[Figure record listings]

[Begin]

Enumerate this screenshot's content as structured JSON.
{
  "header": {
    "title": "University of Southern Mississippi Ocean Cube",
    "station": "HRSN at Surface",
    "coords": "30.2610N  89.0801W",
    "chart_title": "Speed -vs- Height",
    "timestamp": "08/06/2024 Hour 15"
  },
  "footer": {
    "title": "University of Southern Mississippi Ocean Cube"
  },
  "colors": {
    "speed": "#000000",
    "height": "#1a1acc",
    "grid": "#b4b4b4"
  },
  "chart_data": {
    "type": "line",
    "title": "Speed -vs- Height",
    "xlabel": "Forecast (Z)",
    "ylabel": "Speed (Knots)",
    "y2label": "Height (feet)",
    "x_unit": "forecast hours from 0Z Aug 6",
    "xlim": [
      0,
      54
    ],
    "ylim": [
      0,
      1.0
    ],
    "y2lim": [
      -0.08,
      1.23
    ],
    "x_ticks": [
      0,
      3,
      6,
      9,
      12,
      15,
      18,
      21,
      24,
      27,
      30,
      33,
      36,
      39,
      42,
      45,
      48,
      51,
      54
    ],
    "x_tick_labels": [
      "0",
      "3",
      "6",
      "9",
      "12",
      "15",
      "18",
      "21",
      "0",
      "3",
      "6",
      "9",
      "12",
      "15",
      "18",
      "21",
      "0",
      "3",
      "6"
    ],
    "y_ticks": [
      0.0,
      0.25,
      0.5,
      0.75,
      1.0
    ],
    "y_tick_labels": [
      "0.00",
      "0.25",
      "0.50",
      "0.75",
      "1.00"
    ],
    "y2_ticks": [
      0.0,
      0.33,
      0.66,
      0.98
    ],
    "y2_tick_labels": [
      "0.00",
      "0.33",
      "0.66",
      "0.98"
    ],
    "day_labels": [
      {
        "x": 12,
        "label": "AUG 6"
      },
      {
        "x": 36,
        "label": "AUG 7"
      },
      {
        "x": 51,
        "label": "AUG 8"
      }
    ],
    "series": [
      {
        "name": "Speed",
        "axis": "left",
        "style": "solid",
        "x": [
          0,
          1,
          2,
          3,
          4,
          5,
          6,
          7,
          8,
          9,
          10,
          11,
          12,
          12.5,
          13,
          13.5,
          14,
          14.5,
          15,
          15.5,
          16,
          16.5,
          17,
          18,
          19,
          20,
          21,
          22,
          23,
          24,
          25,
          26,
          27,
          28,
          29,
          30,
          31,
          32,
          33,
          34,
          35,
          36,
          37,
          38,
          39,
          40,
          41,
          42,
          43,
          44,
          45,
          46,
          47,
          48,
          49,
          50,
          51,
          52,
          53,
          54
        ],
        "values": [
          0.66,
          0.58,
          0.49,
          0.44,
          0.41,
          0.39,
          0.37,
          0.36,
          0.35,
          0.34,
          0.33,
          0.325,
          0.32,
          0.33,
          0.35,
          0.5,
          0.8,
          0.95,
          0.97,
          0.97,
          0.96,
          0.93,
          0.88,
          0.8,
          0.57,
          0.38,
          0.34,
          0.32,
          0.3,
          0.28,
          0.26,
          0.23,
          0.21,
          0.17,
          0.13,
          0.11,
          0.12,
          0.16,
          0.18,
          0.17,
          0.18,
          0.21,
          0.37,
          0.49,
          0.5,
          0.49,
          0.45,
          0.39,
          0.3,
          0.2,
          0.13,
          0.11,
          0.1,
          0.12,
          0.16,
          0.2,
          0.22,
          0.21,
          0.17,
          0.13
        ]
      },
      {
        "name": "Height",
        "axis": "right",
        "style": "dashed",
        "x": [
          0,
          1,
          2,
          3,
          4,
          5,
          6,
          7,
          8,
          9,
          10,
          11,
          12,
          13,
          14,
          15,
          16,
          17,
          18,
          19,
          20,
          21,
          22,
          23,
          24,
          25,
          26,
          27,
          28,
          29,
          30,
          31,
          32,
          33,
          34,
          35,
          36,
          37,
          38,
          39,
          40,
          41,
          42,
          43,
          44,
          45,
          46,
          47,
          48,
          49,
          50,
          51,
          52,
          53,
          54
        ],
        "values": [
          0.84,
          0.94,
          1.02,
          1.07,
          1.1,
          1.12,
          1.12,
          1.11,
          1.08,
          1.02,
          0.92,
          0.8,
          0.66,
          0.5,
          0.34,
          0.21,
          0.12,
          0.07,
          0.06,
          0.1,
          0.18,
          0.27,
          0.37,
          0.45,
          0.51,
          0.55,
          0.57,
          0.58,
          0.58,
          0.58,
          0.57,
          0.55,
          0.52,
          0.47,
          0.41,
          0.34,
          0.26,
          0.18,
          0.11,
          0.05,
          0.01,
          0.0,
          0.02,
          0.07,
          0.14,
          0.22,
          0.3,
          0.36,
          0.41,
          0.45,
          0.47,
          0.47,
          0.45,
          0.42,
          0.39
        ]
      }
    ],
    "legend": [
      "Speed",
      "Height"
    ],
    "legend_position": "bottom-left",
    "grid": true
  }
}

[End]

* [TASK TO COMPLETE]:
Please reproduce all of the entries exactly as they stand.

* [TASK RESPONSE]:
Enumerate this screenshot's content as structured JSON.
{
  "header": {
    "title": "University of Southern Mississippi Ocean Cube",
    "station": "HRSN at Surface",
    "coords": "30.2610N  89.0801W",
    "chart_title": "Speed -vs- Height",
    "timestamp": "08/06/2024 Hour 15"
  },
  "footer": {
    "title": "University of Southern Mississippi Ocean Cube"
  },
  "colors": {
    "speed": "#000000",
    "height": "#1a1acc",
    "grid": "#b4b4b4"
  },
  "chart_data": {
    "type": "line",
    "title": "Speed -vs- Height",
    "xlabel": "Forecast (Z)",
    "ylabel": "Speed (Knots)",
    "y2label": "Height (feet)",
    "x_unit": "forecast hours from 0Z Aug 6",
    "xlim": [
      0,
      54
    ],
    "ylim": [
      0,
      1.0
    ],
    "y2lim": [
      -0.08,
      1.23
    ],
    "x_ticks": [
      0,
      3,
      6,
      9,
      12,
      15,
      18,
      21,
      24,
      27,
      30,
      33,
      36,
      39,
      42,
      45,
      48,
      51,
      54
    ],
    "x_tick_labels": [
      "0",
      "3",
      "6",
      "9",
      "12",
      "15",
      "18",
      "21",
      "0",
      "3",
      "6",
      "9",
      "12",
      "15",
      "18",
      "21",
      "0",
      "3",
      "6"
    ],
    "y_ticks": [
      0.0,
      0.25,
      0.5,
      0.75,
      1.0
    ],
    "y_tick_labels": [
      "0.00",
      "0.25",
      "0.50",
      "0.75",
      "1.00"
    ],
    "y2_ticks": [
      0.0,
      0.33,
      0.66,
      0.98
    ],
    "y2_tick_labels": [
      "0.00",
      "0.33",
      "0.66",
      "0.98"
    ],
    "day_labels": [
      {
        "x": 12,
        "label": "AUG 6"
      },
      {
        "x": 36,
        "label": "AUG 7"
      },
      {
        "x": 51,
        "label": "AUG 8"
      }
    ],
    "series": [
      {
        "name": "Speed",
        "axis": "left",
        "style": "solid",
        "x": [
          0,
          1,
          2,
          3,
          4,
          5,
          6,
          7,
          8,
          9,
          10,
          11,
          12,
          12.5,
          13,
          13.5,
          14,
          14.5,
          15,
          15.5,
          16,
          16.5,
          17,
          18,
          19,
          20,
          21,
          22,
          23,
          24,
          25,
          26,
          27,
          28,
          29,
          30,
          31,
          32,
          33,
          34,
          35,
          36,
          37,
          38,
          39,
          40,
          41,
          42,
          43,
          44,
          45,
          46,
          47,
          48,
          49,
          50,
          51,
          52,
          53,
          54
        ],
        "values": [
          0.66,
          0.58,
          0.49,
          0.44,
          0.41,
          0.39,
          0.37,
          0.36,
          0.35,
          0.34,
          0.33,
          0.325,
          0.32,
          0.33,
          0.35,
          0.5,
          0.8,
          0.95,
          0.97,
          0.97,
          0.96,
          0.93,
          0.88,
          0.8,
          0.57,
          0.38,
          0.34,
          0.32,
          0.3,
          0.28,
          0.26,
          0.23,
          0.21,
          0.17,
          0.13,
          0.11,
          0.12,
          0.16,
          0.18,
          0.17,
          0.18,
          0.21,
          0.37,
          0.49,
          0.5,
          0.49,
          0.45,
          0.39,
          0.3,
          0.2,
          0.13,
          0.11,
          0.1,
          0.12,
          0.16,
          0.2,
          0.22,
          0.21,
          0.17,
          0.13
        ]
      },
      {
        "name": "Height",
        "axis": "right",
        "style": "dashed",
        "x": [
          0,
          1,
          2,
          3,
          4,
          5,
          6,
          7,
          8,
          9,
          10,
          11,
          12,
          13,
          14,
          15,
          16,
          17,
          18,
          19,
          20,
          21,
          22,
          23,
          24,
          25,
          26,
          27,
          28,
          29,
          30,
          31,
          32,
          33,
          34,
          35,
          36,
          37,
          38,
          39,
          40,
          41,
          42,
          43,
          44,
          45,
          46,
          47,
          48,
          49,
          50,
          51,
          52,
          53,
          54
        ],
        "values": [
          0.84,
          0.94,
          1.02,
          1.07,
          1.1,
          1.12,
          1.12,
          1.11,
          1.08,
          1.02,
          0.92,
          0.8,
          0.66,
          0.5,
          0.34,
          0.21,
          0.12,
          0.07,
          0.06,
          0.1,
          0.18,
          0.27,
          0.37,
          0.45,
          0.51,
          0.55,
          0.57,
          0.58,
          0.58,
          0.58,
          0.57,
          0.55,
          0.52,
          0.47,
          0.41,
          0.34,
          0.26,
          0.18,
          0.11,
          0.05,
          0.01,
          0.0,
          0.02,
          0.07,
          0.14,
          0.22,
          0.3,
          0.36,
          0.41,
          0.45,
          0.47,
          0.47,
          0.45,
          0.42,
          0.39
        ]
      }
    ],
    "legend": [
      "Speed",
      "Height"
    ],
    "legend_position": "bottom-left",
    "grid": true
  }
}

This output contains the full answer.